WHAT YOU WILL DO >>
Search the material and gather each line with "President" in it.

RAW DATA >>
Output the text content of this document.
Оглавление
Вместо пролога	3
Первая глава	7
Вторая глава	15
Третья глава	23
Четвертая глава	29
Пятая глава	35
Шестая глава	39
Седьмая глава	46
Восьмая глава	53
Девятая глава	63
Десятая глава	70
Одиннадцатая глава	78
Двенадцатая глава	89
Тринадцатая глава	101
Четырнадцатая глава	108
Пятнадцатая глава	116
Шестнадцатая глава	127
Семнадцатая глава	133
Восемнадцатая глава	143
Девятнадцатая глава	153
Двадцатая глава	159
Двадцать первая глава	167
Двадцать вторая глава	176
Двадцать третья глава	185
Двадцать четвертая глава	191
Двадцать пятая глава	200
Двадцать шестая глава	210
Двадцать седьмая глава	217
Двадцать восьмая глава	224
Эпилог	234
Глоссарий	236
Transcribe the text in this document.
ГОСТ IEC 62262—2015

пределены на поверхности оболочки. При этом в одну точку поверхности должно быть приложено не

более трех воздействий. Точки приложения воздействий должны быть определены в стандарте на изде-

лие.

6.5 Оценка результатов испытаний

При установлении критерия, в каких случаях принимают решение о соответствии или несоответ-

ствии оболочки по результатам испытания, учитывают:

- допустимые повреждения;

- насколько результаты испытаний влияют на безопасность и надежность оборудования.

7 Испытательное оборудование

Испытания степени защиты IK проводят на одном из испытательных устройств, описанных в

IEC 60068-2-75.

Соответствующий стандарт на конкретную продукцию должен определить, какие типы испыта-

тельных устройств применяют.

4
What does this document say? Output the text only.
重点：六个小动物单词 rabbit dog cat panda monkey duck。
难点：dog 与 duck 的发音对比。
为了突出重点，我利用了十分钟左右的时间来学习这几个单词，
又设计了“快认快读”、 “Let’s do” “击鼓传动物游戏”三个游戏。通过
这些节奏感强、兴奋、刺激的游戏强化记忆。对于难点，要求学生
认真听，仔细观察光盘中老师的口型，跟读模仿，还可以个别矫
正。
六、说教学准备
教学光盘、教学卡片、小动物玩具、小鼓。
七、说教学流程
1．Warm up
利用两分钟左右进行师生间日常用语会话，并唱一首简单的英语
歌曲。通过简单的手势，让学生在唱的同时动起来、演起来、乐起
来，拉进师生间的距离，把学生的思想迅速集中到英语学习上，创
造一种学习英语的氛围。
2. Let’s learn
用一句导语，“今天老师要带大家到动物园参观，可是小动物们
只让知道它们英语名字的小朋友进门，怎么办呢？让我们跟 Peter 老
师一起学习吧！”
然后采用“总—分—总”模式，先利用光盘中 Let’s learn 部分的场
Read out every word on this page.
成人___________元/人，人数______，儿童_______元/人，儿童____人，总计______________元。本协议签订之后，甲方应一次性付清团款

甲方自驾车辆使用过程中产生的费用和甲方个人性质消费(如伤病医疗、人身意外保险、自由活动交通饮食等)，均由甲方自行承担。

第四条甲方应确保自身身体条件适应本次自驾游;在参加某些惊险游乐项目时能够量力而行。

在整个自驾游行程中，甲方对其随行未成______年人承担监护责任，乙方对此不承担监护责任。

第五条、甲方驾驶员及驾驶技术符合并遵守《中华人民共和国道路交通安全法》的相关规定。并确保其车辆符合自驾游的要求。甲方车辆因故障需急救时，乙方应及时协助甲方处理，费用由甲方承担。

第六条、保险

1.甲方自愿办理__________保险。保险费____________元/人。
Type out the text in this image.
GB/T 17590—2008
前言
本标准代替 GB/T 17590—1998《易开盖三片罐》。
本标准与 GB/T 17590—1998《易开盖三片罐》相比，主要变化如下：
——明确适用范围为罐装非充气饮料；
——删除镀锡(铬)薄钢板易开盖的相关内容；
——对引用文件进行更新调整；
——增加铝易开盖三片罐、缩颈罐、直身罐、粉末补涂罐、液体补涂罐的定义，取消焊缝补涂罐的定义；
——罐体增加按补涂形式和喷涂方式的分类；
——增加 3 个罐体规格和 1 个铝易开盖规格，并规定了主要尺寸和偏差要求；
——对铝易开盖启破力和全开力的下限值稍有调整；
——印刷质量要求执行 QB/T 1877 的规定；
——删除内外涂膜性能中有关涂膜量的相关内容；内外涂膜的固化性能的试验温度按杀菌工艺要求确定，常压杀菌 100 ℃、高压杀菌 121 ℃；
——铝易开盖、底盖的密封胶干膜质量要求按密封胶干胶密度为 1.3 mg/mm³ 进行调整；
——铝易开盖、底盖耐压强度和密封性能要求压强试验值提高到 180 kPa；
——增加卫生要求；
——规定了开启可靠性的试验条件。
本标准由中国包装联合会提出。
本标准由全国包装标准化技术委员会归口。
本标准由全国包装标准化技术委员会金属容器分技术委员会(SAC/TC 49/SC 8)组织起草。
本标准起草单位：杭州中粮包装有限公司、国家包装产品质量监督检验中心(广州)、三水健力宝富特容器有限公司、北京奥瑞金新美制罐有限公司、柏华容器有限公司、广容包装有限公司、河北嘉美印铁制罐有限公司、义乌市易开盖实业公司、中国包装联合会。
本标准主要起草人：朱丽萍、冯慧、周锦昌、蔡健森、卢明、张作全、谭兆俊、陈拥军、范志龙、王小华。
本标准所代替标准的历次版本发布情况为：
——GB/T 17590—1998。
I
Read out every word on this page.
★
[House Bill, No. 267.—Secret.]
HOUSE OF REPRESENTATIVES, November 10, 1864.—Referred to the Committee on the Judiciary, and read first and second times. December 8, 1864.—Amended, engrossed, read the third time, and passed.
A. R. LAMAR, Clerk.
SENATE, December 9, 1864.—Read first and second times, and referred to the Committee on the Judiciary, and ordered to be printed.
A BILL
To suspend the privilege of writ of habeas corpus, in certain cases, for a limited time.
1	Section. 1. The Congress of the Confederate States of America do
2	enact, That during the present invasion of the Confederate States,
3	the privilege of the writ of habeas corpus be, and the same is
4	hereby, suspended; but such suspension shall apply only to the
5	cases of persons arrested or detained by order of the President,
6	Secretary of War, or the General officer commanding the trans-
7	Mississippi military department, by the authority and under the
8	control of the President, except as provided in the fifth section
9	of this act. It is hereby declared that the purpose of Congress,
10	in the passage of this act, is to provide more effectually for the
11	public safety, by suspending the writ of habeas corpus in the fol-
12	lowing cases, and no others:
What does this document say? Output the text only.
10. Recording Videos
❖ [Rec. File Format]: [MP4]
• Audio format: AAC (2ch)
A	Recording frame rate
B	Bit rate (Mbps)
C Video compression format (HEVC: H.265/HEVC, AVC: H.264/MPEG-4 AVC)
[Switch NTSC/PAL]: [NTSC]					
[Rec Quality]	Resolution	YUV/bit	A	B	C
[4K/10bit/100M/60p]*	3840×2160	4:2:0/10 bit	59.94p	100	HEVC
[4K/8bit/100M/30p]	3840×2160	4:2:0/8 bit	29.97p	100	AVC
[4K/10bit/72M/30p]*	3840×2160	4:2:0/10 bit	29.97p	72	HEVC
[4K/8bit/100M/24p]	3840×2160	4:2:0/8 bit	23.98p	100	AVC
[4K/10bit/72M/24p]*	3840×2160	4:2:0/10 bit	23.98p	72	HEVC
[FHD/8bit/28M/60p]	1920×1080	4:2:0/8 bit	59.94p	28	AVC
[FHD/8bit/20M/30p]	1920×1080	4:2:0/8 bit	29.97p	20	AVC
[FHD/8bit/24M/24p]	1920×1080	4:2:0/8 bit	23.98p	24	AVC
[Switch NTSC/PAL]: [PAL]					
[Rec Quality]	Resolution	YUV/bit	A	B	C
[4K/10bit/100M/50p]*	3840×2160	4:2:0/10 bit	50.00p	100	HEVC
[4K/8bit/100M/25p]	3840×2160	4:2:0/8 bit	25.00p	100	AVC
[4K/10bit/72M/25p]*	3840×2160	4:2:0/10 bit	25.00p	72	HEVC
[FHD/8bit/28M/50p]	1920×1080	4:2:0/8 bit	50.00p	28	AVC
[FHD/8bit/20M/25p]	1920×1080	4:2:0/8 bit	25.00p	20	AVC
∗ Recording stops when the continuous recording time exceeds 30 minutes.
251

ANSWER TO THE EXERCISE >>
5	cases of persons arrested or detained by order of the President,
8	control of the President, except as provided in the fifth section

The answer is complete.